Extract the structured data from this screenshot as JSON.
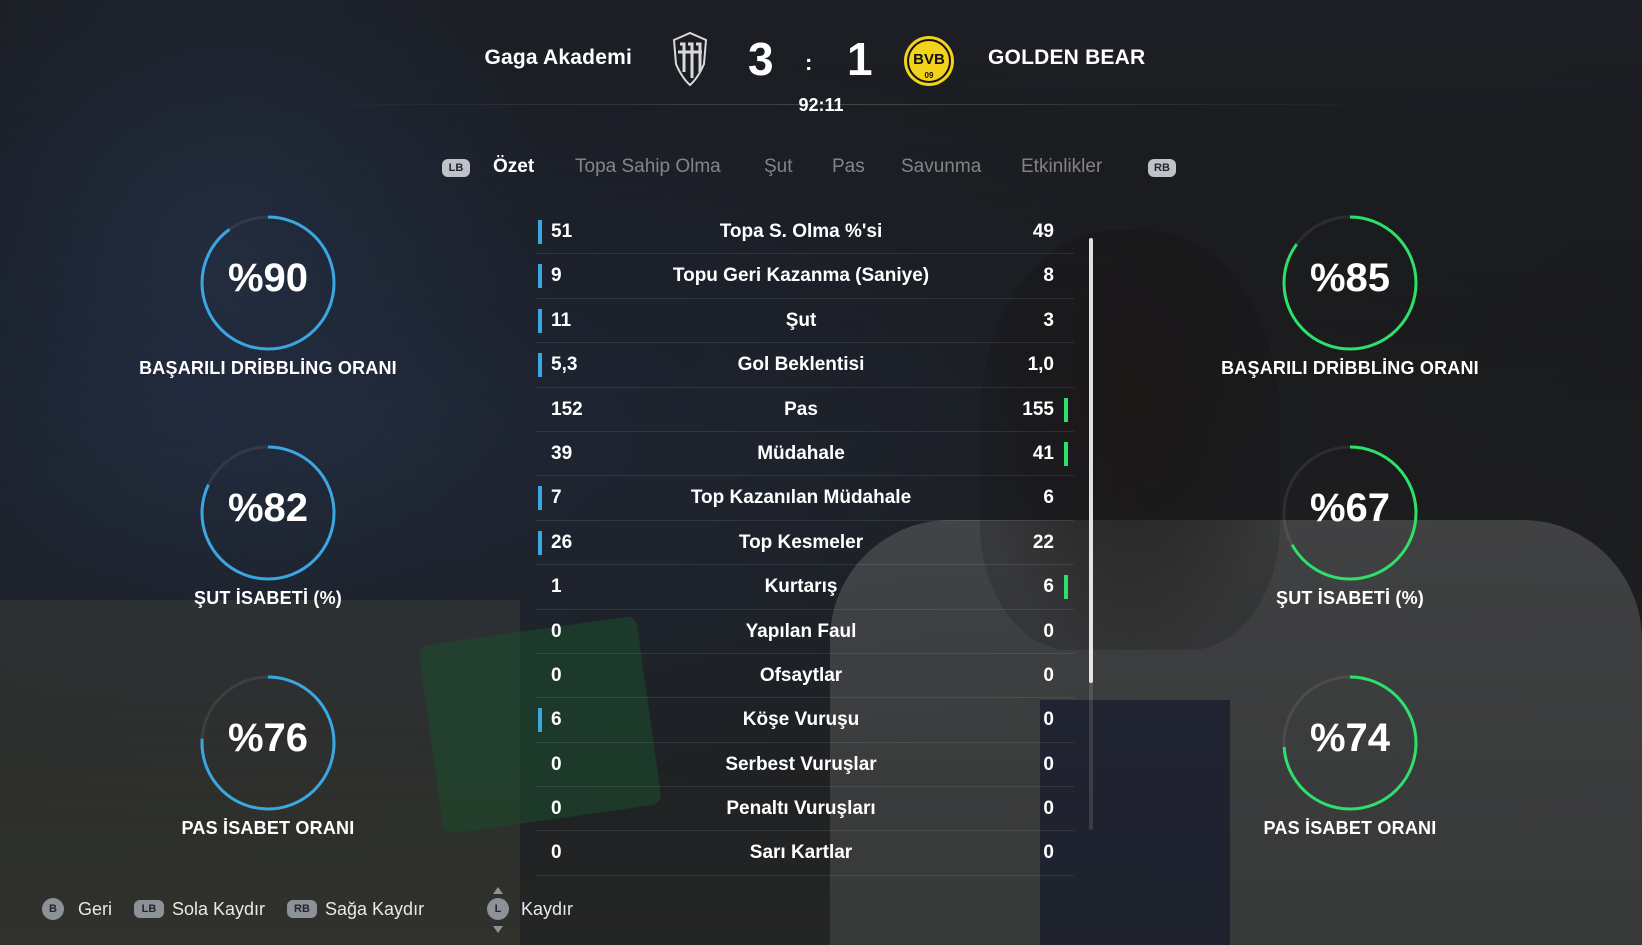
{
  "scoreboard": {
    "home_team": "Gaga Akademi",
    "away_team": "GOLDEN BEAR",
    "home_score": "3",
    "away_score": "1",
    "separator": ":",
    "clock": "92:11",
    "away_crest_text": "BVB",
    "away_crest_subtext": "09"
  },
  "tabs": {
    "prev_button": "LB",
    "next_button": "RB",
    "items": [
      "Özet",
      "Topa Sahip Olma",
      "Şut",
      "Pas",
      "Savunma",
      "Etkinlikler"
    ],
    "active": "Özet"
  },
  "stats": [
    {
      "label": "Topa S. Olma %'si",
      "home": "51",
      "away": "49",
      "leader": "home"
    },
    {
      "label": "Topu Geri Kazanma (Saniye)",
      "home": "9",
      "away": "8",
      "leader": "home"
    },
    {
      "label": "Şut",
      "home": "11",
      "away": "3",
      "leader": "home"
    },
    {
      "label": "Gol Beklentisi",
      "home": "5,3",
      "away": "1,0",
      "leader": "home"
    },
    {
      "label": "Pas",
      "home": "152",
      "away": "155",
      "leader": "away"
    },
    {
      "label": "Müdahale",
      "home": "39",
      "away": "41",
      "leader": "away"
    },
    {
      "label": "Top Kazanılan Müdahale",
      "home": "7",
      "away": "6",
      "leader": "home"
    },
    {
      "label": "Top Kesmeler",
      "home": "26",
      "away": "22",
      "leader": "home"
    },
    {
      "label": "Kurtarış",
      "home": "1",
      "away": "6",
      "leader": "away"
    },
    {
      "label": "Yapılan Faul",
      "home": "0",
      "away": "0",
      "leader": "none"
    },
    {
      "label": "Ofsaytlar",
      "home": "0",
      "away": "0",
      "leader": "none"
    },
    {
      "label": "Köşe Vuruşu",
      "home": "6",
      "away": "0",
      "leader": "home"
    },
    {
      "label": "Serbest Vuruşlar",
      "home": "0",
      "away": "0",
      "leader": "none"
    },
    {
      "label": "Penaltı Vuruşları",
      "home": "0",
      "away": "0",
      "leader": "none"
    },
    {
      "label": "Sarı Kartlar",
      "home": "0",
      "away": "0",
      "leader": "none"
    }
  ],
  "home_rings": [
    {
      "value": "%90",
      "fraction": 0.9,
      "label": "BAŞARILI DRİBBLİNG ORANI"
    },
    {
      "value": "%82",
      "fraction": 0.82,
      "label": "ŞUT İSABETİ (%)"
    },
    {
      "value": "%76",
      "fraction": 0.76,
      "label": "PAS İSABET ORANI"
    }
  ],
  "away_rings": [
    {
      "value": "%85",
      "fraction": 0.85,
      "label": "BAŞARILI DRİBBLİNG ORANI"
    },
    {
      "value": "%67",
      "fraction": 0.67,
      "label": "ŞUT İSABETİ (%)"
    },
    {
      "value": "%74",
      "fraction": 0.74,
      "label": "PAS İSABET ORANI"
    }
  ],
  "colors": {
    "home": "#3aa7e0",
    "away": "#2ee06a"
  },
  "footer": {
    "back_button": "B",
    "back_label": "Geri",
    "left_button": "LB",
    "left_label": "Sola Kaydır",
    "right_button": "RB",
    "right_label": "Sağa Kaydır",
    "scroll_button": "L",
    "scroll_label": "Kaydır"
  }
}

::::

Copy every entry word for word, but omit the pictures.

#### [FINAL RESULT]
Extract the structured data from this screenshot as JSON.
{
  "scoreboard": {
    "home_team": "Gaga Akademi",
    "away_team": "GOLDEN BEAR",
    "home_score": "3",
    "away_score": "1",
    "separator": ":",
    "clock": "92:11",
    "away_crest_text": "BVB",
    "away_crest_subtext": "09"
  },
  "tabs": {
    "prev_button": "LB",
    "next_button": "RB",
    "items": [
      "Özet",
      "Topa Sahip Olma",
      "Şut",
      "Pas",
      "Savunma",
      "Etkinlikler"
    ],
    "active": "Özet"
  },
  "stats": [
    {
      "label": "Topa S. Olma %'si",
      "home": "51",
      "away": "49",
      "leader": "home"
    },
    {
      "label": "Topu Geri Kazanma (Saniye)",
      "home": "9",
      "away": "8",
      "leader": "home"
    },
    {
      "label": "Şut",
      "home": "11",
      "away": "3",
      "leader": "home"
    },
    {
      "label": "Gol Beklentisi",
      "home": "5,3",
      "away": "1,0",
      "leader": "home"
    },
    {
      "label": "Pas",
      "home": "152",
      "away": "155",
      "leader": "away"
    },
    {
      "label": "Müdahale",
      "home": "39",
      "away": "41",
      "leader": "away"
    },
    {
      "label": "Top Kazanılan Müdahale",
      "home": "7",
      "away": "6",
      "leader": "home"
    },
    {
      "label": "Top Kesmeler",
      "home": "26",
      "away": "22",
      "leader": "home"
    },
    {
      "label": "Kurtarış",
      "home": "1",
      "away": "6",
      "leader": "away"
    },
    {
      "label": "Yapılan Faul",
      "home": "0",
      "away": "0",
      "leader": "none"
    },
    {
      "label": "Ofsaytlar",
      "home": "0",
      "away": "0",
      "leader": "none"
    },
    {
      "label": "Köşe Vuruşu",
      "home": "6",
      "away": "0",
      "leader": "home"
    },
    {
      "label": "Serbest Vuruşlar",
      "home": "0",
      "away": "0",
      "leader": "none"
    },
    {
      "label": "Penaltı Vuruşları",
      "home": "0",
      "away": "0",
      "leader": "none"
    },
    {
      "label": "Sarı Kartlar",
      "home": "0",
      "away": "0",
      "leader": "none"
    }
  ],
  "home_rings": [
    {
      "value": "%90",
      "fraction": 0.9,
      "label": "BAŞARILI DRİBBLİNG ORANI"
    },
    {
      "value": "%82",
      "fraction": 0.82,
      "label": "ŞUT İSABETİ (%)"
    },
    {
      "value": "%76",
      "fraction": 0.76,
      "label": "PAS İSABET ORANI"
    }
  ],
  "away_rings": [
    {
      "value": "%85",
      "fraction": 0.85,
      "label": "BAŞARILI DRİBBLİNG ORANI"
    },
    {
      "value": "%67",
      "fraction": 0.67,
      "label": "ŞUT İSABETİ (%)"
    },
    {
      "value": "%74",
      "fraction": 0.74,
      "label": "PAS İSABET ORANI"
    }
  ],
  "colors": {
    "home": "#3aa7e0",
    "away": "#2ee06a"
  },
  "footer": {
    "back_button": "B",
    "back_label": "Geri",
    "left_button": "LB",
    "left_label": "Sola Kaydır",
    "right_button": "RB",
    "right_label": "Sağa Kaydır",
    "scroll_button": "L",
    "scroll_label": "Kaydır"
  }
}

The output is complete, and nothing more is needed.